[Stored entries]

>> Begin

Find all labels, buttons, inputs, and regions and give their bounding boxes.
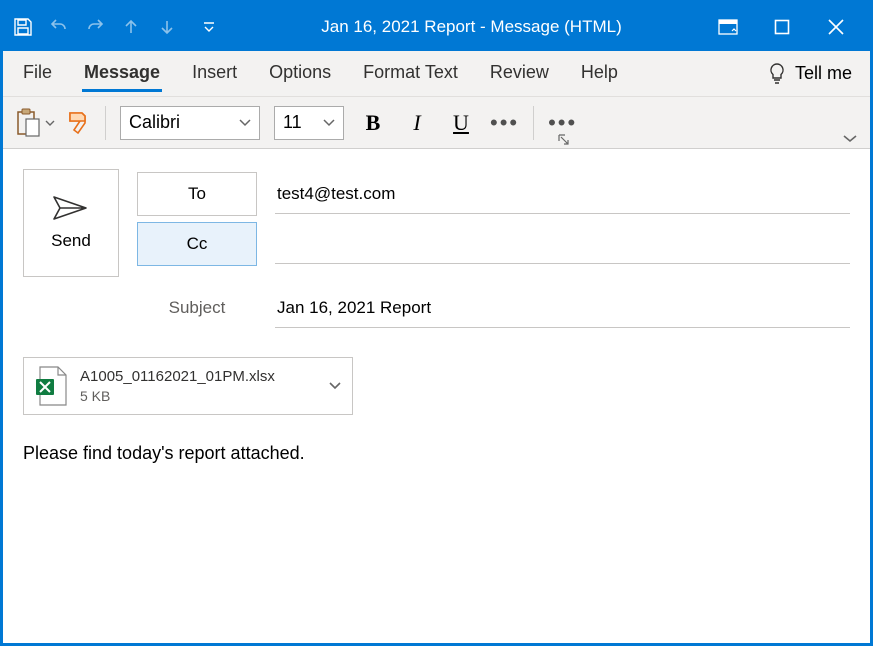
format-painter-button[interactable] (65, 109, 91, 137)
subject-row: Subject (137, 283, 850, 333)
send-label: Send (51, 231, 91, 251)
compose-area: Send To Cc Subject (3, 149, 870, 643)
tab-review[interactable]: Review (488, 56, 551, 92)
undo-icon[interactable] (47, 15, 71, 39)
chevron-down-icon (323, 117, 335, 129)
outlook-message-window: Jan 16, 2021 Report - Message (HTML) Fil… (0, 0, 873, 646)
to-row: To (137, 169, 850, 219)
compose-header: Send To Cc Subject (23, 169, 850, 333)
font-size-select[interactable]: 11 (274, 106, 344, 140)
tell-me-search[interactable]: Tell me (767, 62, 852, 86)
window-title: Jan 16, 2021 Report - Message (HTML) (229, 17, 714, 37)
window-controls (714, 13, 862, 41)
underline-button[interactable]: U (446, 108, 476, 138)
chevron-down-icon (239, 117, 251, 129)
tab-insert[interactable]: Insert (190, 56, 239, 92)
cc-row: Cc (137, 219, 850, 269)
chevron-down-icon (45, 118, 55, 128)
ribbon-overflow-button[interactable]: ••• (548, 110, 577, 136)
redo-icon[interactable] (83, 15, 107, 39)
collapse-ribbon-icon[interactable] (842, 132, 858, 144)
font-name-select[interactable]: Calibri (120, 106, 260, 140)
message-body[interactable]: Please find today's report attached. (23, 443, 850, 464)
quick-access-toolbar (11, 15, 219, 39)
to-input[interactable] (275, 174, 850, 214)
ribbon-display-options-icon[interactable] (714, 13, 742, 41)
title-bar: Jan 16, 2021 Report - Message (HTML) (3, 3, 870, 51)
prev-item-icon[interactable] (119, 15, 143, 39)
tell-me-label: Tell me (795, 63, 852, 84)
attachment-chip[interactable]: A1005_01162021_01PM.xlsx 5 KB (23, 357, 353, 415)
tab-help[interactable]: Help (579, 56, 620, 92)
ribbon-toolbar: Calibri 11 B I U ••• ••• (3, 97, 870, 149)
to-button[interactable]: To (137, 172, 257, 216)
tab-file[interactable]: File (21, 56, 54, 92)
font-name-value: Calibri (129, 112, 180, 133)
subject-label: Subject (137, 298, 257, 318)
recipient-fields: To Cc Subject (137, 169, 850, 333)
close-icon[interactable] (822, 13, 850, 41)
ribbon-tabs: File Message Insert Options Format Text … (3, 51, 870, 97)
paste-button[interactable] (15, 108, 55, 138)
dialog-launcher-icon[interactable] (558, 134, 570, 146)
attachment-info: A1005_01162021_01PM.xlsx 5 KB (80, 367, 316, 405)
subject-input[interactable] (275, 288, 850, 328)
tab-message[interactable]: Message (82, 56, 162, 92)
font-size-value: 11 (283, 112, 302, 133)
bold-button[interactable]: B (358, 108, 388, 138)
attachments-area: A1005_01162021_01PM.xlsx 5 KB (23, 357, 850, 415)
tab-options[interactable]: Options (267, 56, 333, 92)
cc-button[interactable]: Cc (137, 222, 257, 266)
save-icon[interactable] (11, 15, 35, 39)
attachment-size: 5 KB (80, 387, 316, 405)
tab-format-text[interactable]: Format Text (361, 56, 460, 92)
cc-input[interactable] (275, 224, 850, 264)
attachment-name: A1005_01162021_01PM.xlsx (80, 367, 316, 387)
send-button[interactable]: Send (23, 169, 119, 277)
maximize-icon[interactable] (768, 13, 796, 41)
ribbon-divider (533, 106, 534, 140)
italic-button[interactable]: I (402, 108, 432, 138)
excel-file-icon (34, 365, 68, 407)
lightbulb-icon (767, 62, 787, 86)
ribbon-divider (105, 106, 106, 140)
send-icon (52, 195, 90, 221)
font-more-button[interactable]: ••• (490, 110, 519, 136)
quick-access-dropdown-icon[interactable] (199, 17, 219, 37)
attachment-dropdown-icon[interactable] (328, 379, 342, 393)
next-item-icon[interactable] (155, 15, 179, 39)
clipboard-group (15, 108, 91, 138)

>> End

**Instructions for the task**
Return every line of these records word for word, omitting the pictures.

**Output**
Find all labels, buttons, inputs, and regions and give their bounding boxes.
format-painter-button[interactable] (65, 109, 91, 137)
subject-row: Subject (137, 283, 850, 333)
send-label: Send (51, 231, 91, 251)
compose-area: Send To Cc Subject (3, 149, 870, 643)
tab-review[interactable]: Review (488, 56, 551, 92)
undo-icon[interactable] (47, 15, 71, 39)
chevron-down-icon (323, 117, 335, 129)
outlook-message-window: Jan 16, 2021 Report - Message (HTML) Fil… (0, 0, 873, 646)
to-row: To (137, 169, 850, 219)
compose-header: Send To Cc Subject (23, 169, 850, 333)
font-size-select[interactable]: 11 (274, 106, 344, 140)
tell-me-search[interactable]: Tell me (767, 62, 852, 86)
window-title: Jan 16, 2021 Report - Message (HTML) (229, 17, 714, 37)
window-controls (714, 13, 862, 41)
underline-button[interactable]: U (446, 108, 476, 138)
chevron-down-icon (239, 117, 251, 129)
tab-insert[interactable]: Insert (190, 56, 239, 92)
cc-row: Cc (137, 219, 850, 269)
chevron-down-icon (45, 118, 55, 128)
ribbon-overflow-button[interactable]: ••• (548, 110, 577, 136)
redo-icon[interactable] (83, 15, 107, 39)
collapse-ribbon-icon[interactable] (842, 132, 858, 144)
font-name-select[interactable]: Calibri (120, 106, 260, 140)
message-body[interactable]: Please find today's report attached. (23, 443, 850, 464)
quick-access-toolbar (11, 15, 219, 39)
to-input[interactable] (275, 174, 850, 214)
ribbon-display-options-icon[interactable] (714, 13, 742, 41)
title-bar: Jan 16, 2021 Report - Message (HTML) (3, 3, 870, 51)
prev-item-icon[interactable] (119, 15, 143, 39)
tell-me-label: Tell me (795, 63, 852, 84)
attachment-chip[interactable]: A1005_01162021_01PM.xlsx 5 KB (23, 357, 353, 415)
tab-help[interactable]: Help (579, 56, 620, 92)
ribbon-toolbar: Calibri 11 B I U ••• ••• (3, 97, 870, 149)
to-button[interactable]: To (137, 172, 257, 216)
tab-file[interactable]: File (21, 56, 54, 92)
font-name-value: Calibri (129, 112, 180, 133)
subject-label: Subject (137, 298, 257, 318)
recipient-fields: To Cc Subject (137, 169, 850, 333)
close-icon[interactable] (822, 13, 850, 41)
ribbon-tabs: File Message Insert Options Format Text … (3, 51, 870, 97)
paste-button[interactable] (15, 108, 55, 138)
dialog-launcher-icon[interactable] (558, 134, 570, 146)
attachment-info: A1005_01162021_01PM.xlsx 5 KB (80, 367, 316, 405)
subject-input[interactable] (275, 288, 850, 328)
tab-message[interactable]: Message (82, 56, 162, 92)
font-size-value: 11 (283, 112, 302, 133)
bold-button[interactable]: B (358, 108, 388, 138)
attachments-area: A1005_01162021_01PM.xlsx 5 KB (23, 357, 850, 415)
tab-options[interactable]: Options (267, 56, 333, 92)
cc-button[interactable]: Cc (137, 222, 257, 266)
save-icon[interactable] (11, 15, 35, 39)
attachment-size: 5 KB (80, 387, 316, 405)
tab-format-text[interactable]: Format Text (361, 56, 460, 92)
cc-input[interactable] (275, 224, 850, 264)
attachment-name: A1005_01162021_01PM.xlsx (80, 367, 316, 387)
send-button[interactable]: Send (23, 169, 119, 277)
maximize-icon[interactable] (768, 13, 796, 41)
ribbon-divider (533, 106, 534, 140)
italic-button[interactable]: I (402, 108, 432, 138)
excel-file-icon (34, 365, 68, 407)
lightbulb-icon (767, 62, 787, 86)
ribbon-divider (105, 106, 106, 140)
send-icon (52, 195, 90, 221)
font-more-button[interactable]: ••• (490, 110, 519, 136)
quick-access-dropdown-icon[interactable] (199, 17, 219, 37)
attachment-dropdown-icon[interactable] (328, 379, 342, 393)
next-item-icon[interactable] (155, 15, 179, 39)
clipboard-group (15, 108, 91, 138)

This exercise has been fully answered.